→ RECORDS SHOWN:
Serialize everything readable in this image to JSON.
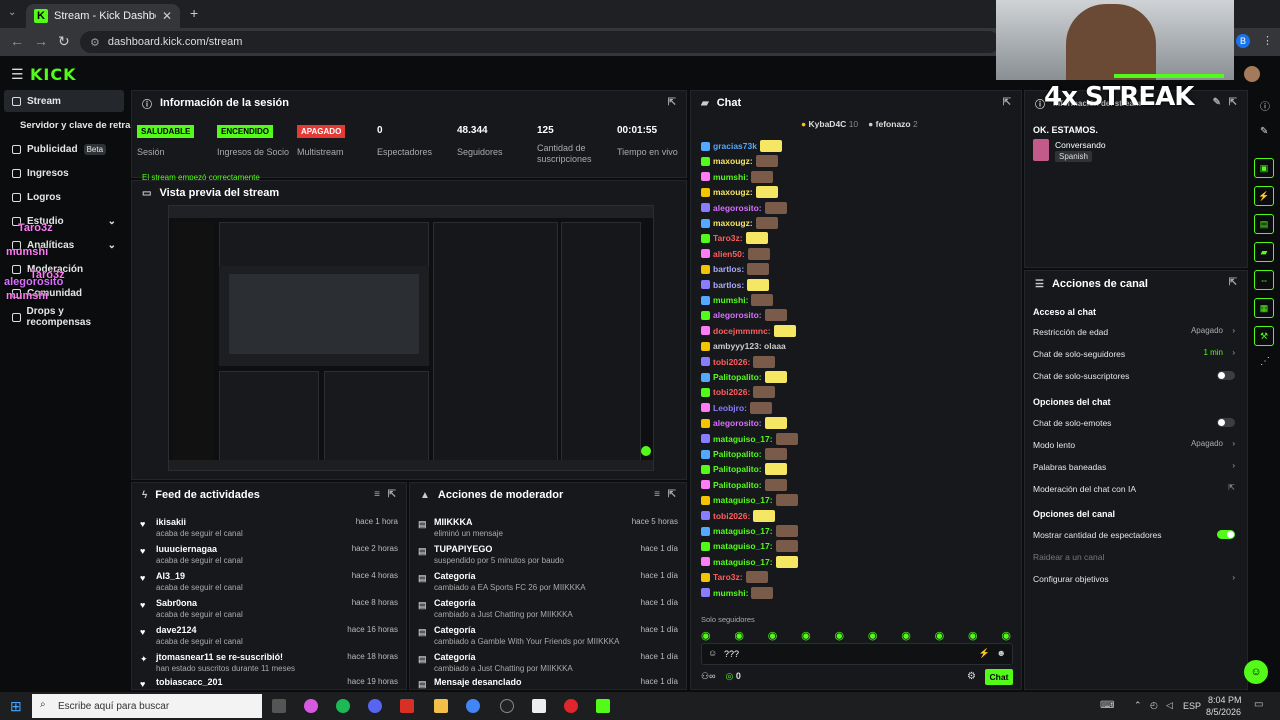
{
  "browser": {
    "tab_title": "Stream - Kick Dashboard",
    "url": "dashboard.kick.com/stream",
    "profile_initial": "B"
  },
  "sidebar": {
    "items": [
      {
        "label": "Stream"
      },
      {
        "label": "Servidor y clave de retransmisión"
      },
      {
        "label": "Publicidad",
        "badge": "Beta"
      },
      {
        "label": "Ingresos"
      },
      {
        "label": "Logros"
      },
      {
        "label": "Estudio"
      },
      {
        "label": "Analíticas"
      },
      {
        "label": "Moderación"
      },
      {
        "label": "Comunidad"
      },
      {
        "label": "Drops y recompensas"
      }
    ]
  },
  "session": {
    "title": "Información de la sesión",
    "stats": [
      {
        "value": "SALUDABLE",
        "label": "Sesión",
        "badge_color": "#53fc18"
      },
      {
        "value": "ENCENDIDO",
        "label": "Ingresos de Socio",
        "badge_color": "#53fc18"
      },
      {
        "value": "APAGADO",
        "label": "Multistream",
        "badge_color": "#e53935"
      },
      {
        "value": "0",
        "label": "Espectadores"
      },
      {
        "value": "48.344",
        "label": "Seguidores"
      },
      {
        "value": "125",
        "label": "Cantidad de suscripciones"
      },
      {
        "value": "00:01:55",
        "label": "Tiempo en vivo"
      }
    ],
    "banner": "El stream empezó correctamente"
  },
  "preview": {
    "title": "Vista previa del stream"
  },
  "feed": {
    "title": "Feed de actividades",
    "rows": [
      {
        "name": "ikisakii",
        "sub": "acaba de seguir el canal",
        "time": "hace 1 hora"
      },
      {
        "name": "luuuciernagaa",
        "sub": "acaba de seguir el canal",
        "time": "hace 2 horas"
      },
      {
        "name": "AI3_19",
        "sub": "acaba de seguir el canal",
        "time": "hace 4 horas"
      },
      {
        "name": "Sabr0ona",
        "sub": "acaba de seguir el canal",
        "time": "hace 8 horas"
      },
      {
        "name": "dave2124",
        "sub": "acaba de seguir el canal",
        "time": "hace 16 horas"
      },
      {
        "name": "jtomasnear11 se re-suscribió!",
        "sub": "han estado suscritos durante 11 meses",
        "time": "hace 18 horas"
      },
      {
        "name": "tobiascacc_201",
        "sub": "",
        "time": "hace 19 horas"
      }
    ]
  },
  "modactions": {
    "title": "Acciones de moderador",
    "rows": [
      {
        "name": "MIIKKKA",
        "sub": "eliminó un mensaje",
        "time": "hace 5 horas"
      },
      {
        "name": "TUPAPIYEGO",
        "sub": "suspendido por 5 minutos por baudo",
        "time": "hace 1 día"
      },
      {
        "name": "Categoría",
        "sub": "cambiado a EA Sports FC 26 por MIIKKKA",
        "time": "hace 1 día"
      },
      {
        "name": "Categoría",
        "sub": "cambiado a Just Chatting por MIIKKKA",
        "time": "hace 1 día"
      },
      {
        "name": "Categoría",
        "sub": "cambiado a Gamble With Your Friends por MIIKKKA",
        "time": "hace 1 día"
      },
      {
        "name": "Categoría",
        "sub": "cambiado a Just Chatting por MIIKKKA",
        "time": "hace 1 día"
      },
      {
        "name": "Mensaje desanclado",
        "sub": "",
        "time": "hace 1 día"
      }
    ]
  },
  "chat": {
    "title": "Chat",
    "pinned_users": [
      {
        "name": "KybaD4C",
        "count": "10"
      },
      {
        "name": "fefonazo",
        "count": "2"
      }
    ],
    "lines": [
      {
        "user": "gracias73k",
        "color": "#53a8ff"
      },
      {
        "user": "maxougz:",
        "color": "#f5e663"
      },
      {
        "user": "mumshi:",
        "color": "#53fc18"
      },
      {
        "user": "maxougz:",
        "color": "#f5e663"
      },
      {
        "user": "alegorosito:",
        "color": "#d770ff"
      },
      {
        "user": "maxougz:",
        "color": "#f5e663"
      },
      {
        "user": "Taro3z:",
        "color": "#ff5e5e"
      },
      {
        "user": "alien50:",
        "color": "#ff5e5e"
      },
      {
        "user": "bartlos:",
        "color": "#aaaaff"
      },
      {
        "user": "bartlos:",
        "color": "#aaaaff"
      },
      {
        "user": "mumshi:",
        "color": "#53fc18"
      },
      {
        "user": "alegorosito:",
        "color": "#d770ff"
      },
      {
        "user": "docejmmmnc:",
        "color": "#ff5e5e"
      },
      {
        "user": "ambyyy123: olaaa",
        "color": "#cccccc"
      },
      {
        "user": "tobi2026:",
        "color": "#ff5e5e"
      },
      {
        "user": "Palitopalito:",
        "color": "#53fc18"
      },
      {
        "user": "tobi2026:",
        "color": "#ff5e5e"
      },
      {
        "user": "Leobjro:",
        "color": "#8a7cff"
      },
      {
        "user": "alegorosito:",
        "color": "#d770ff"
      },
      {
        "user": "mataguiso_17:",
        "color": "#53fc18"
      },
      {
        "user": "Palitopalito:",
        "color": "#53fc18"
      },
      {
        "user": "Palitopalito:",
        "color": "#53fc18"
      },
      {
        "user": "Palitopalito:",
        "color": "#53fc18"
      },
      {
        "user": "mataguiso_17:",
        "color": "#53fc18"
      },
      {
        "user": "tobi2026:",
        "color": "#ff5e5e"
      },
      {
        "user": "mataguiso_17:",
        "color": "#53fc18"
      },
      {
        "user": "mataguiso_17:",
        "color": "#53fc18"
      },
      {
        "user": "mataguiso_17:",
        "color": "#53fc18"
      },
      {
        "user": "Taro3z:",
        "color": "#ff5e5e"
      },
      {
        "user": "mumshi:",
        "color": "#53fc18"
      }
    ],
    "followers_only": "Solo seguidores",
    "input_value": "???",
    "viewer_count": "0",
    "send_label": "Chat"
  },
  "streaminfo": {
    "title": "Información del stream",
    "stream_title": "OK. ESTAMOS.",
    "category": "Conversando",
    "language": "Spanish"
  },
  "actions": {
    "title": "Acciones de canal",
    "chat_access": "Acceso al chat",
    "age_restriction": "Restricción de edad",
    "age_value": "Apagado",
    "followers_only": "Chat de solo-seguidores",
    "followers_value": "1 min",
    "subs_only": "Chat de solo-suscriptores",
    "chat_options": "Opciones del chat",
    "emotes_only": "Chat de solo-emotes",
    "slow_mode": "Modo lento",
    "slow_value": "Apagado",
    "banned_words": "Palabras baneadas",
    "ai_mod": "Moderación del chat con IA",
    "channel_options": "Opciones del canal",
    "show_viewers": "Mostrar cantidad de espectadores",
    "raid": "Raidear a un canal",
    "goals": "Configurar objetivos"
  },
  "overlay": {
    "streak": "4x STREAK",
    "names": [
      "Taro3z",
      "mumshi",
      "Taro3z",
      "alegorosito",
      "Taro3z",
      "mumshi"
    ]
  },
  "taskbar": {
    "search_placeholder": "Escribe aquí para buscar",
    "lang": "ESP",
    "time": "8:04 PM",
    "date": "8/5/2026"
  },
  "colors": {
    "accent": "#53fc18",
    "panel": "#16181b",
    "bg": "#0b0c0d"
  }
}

==

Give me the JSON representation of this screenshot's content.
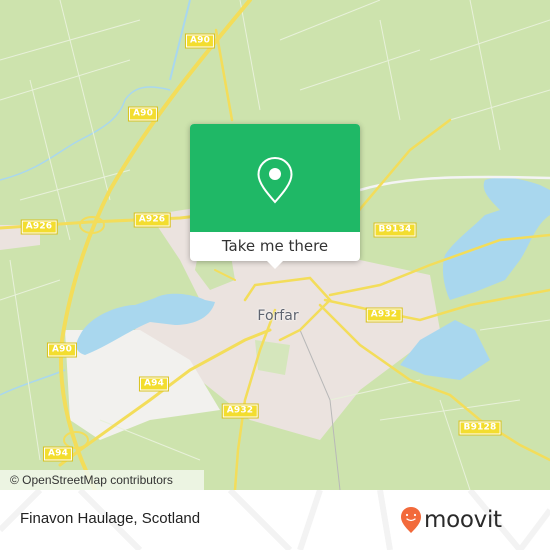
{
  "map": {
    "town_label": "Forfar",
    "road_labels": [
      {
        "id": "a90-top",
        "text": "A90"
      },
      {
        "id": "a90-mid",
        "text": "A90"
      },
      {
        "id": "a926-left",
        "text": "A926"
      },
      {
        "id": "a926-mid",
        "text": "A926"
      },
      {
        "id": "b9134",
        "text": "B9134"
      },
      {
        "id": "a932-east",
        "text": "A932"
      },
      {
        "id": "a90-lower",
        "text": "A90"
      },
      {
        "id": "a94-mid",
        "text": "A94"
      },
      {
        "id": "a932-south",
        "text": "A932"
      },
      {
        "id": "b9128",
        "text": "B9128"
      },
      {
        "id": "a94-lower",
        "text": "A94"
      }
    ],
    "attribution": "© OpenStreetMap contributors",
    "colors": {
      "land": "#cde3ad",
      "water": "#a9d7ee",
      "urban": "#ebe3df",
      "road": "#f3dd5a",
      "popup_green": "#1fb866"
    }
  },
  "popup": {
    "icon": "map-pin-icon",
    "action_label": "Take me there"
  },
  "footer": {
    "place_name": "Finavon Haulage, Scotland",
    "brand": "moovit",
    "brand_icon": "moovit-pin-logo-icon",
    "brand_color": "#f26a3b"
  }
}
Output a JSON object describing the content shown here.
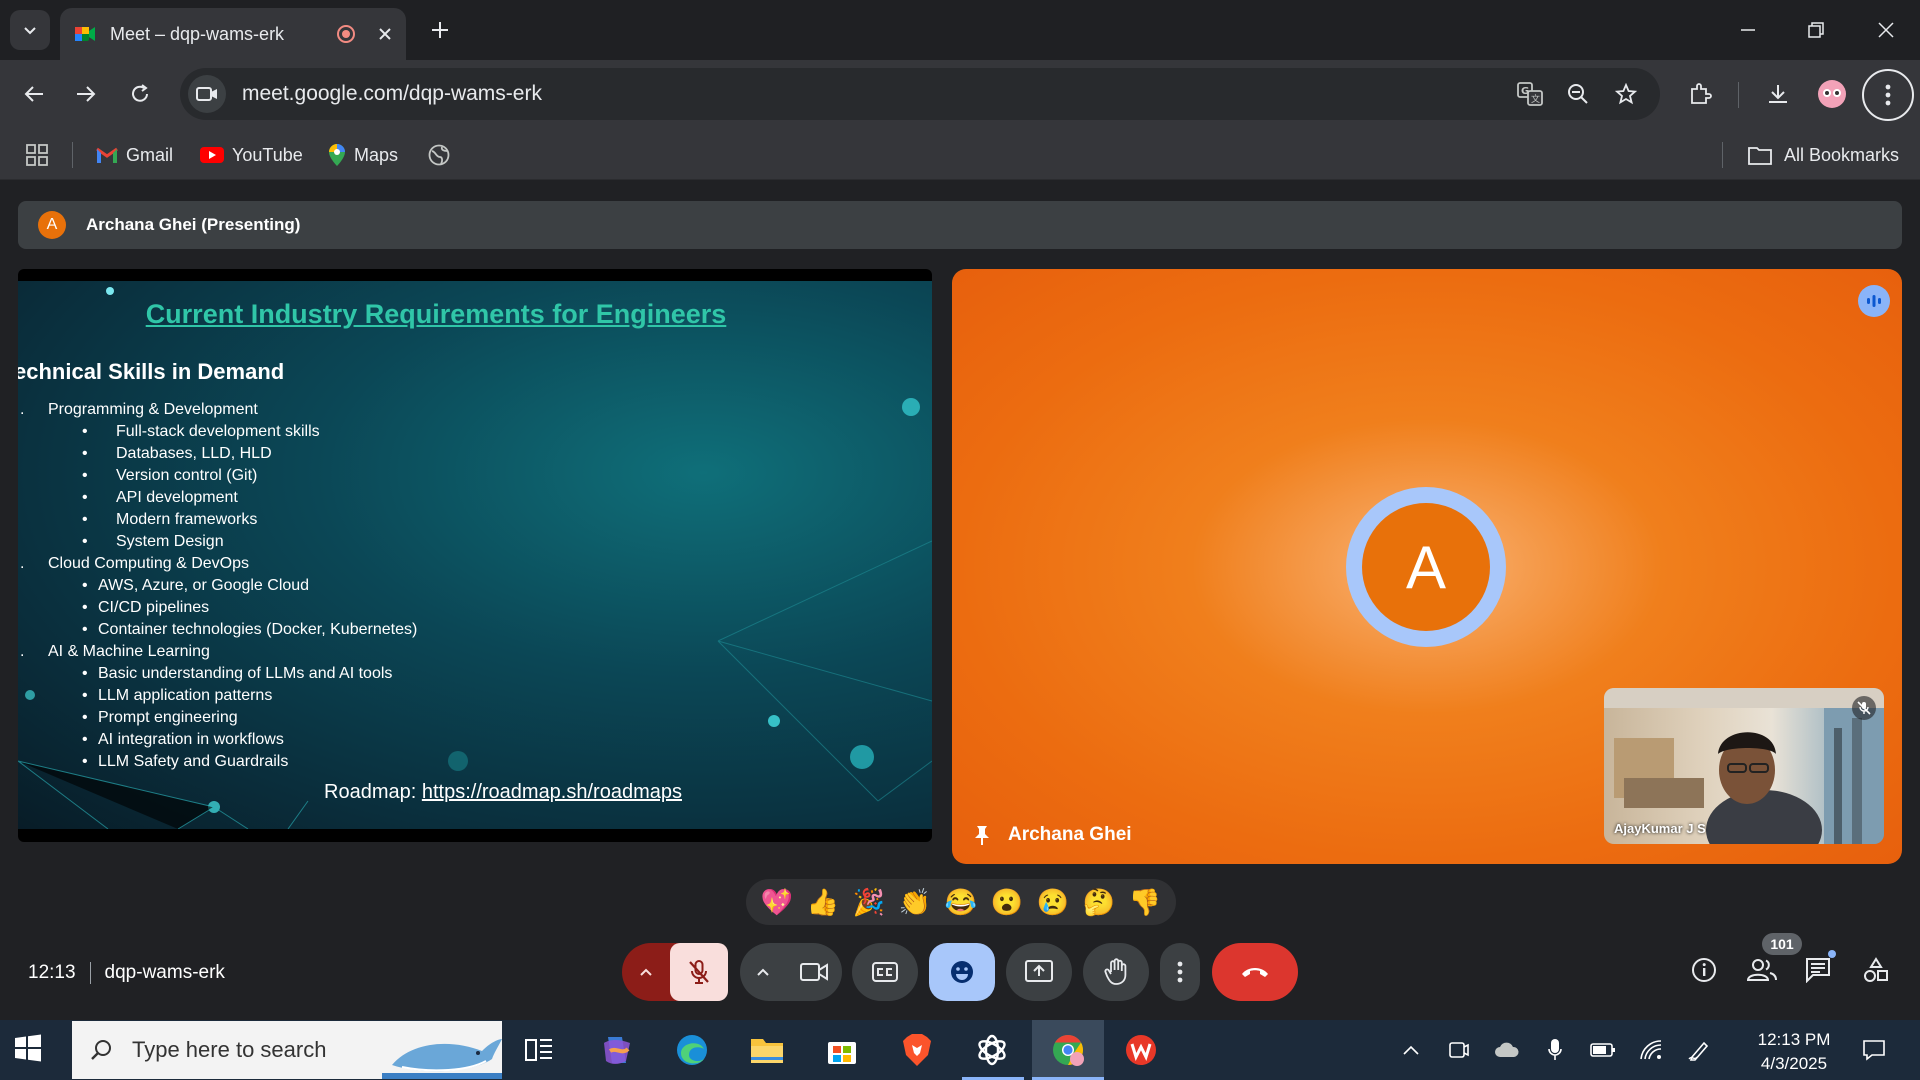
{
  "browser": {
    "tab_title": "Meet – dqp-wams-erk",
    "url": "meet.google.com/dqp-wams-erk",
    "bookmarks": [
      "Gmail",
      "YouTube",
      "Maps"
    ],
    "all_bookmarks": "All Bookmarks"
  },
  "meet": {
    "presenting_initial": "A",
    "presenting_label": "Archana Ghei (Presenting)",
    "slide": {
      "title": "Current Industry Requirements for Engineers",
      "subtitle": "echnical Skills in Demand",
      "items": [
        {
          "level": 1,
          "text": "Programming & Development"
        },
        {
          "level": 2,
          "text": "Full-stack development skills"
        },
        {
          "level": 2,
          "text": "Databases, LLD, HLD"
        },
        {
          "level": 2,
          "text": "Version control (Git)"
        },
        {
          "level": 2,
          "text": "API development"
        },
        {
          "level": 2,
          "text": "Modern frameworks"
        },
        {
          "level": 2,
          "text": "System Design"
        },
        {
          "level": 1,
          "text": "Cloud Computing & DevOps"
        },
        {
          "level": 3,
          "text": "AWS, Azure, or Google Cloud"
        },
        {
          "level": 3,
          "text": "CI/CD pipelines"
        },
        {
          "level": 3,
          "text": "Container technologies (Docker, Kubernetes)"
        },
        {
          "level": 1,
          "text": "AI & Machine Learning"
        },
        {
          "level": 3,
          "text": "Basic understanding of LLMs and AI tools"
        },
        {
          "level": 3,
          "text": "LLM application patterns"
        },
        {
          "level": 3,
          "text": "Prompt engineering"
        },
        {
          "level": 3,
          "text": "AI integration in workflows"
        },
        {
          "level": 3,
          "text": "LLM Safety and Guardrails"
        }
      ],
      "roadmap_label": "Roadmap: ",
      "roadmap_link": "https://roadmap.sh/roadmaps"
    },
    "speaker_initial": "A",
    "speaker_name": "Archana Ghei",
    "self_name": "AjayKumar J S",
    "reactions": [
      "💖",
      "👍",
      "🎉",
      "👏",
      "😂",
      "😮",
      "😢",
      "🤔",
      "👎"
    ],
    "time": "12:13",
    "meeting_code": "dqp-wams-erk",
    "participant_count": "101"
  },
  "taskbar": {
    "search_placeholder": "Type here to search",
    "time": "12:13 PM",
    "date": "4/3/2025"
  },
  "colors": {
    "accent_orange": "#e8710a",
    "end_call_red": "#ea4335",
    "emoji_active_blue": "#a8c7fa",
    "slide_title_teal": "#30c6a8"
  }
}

...

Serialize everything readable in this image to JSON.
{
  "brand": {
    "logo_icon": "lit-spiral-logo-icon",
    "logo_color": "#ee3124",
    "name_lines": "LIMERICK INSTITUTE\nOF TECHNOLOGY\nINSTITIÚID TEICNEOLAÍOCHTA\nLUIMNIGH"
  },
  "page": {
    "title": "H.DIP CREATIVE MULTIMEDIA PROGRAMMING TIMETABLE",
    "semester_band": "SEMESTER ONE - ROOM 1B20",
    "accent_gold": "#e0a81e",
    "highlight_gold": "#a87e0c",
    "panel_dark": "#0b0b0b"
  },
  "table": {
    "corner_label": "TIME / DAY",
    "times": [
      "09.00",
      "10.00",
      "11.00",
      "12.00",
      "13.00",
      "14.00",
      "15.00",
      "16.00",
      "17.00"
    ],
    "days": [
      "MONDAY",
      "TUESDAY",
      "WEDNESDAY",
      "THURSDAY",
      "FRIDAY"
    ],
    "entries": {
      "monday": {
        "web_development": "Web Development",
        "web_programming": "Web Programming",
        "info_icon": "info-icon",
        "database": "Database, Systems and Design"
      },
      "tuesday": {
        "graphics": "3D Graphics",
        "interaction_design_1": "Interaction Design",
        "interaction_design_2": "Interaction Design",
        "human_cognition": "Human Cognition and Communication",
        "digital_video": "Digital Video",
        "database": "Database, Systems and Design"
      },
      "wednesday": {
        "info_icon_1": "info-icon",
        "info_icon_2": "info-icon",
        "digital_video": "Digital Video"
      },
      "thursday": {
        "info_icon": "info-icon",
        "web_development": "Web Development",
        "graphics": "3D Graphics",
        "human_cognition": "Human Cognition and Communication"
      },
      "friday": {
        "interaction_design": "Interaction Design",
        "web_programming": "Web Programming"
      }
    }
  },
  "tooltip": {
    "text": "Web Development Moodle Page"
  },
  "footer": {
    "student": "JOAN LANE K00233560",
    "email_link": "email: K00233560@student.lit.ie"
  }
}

→ WORK TO COMPLETE:
Select the lines that carry the string "cambiado" and copy them.

→ THE RESPONSE:
        "sub": "cambiado a EA Sports FC 26 por MIIKKKA",
        "sub": "cambiado a Just Chatting por MIIKKKA",
        "sub": "cambiado a Gamble With Your Friends por MIIKKKA",
        "sub": "cambiado a Just Chatting por MIIKKKA",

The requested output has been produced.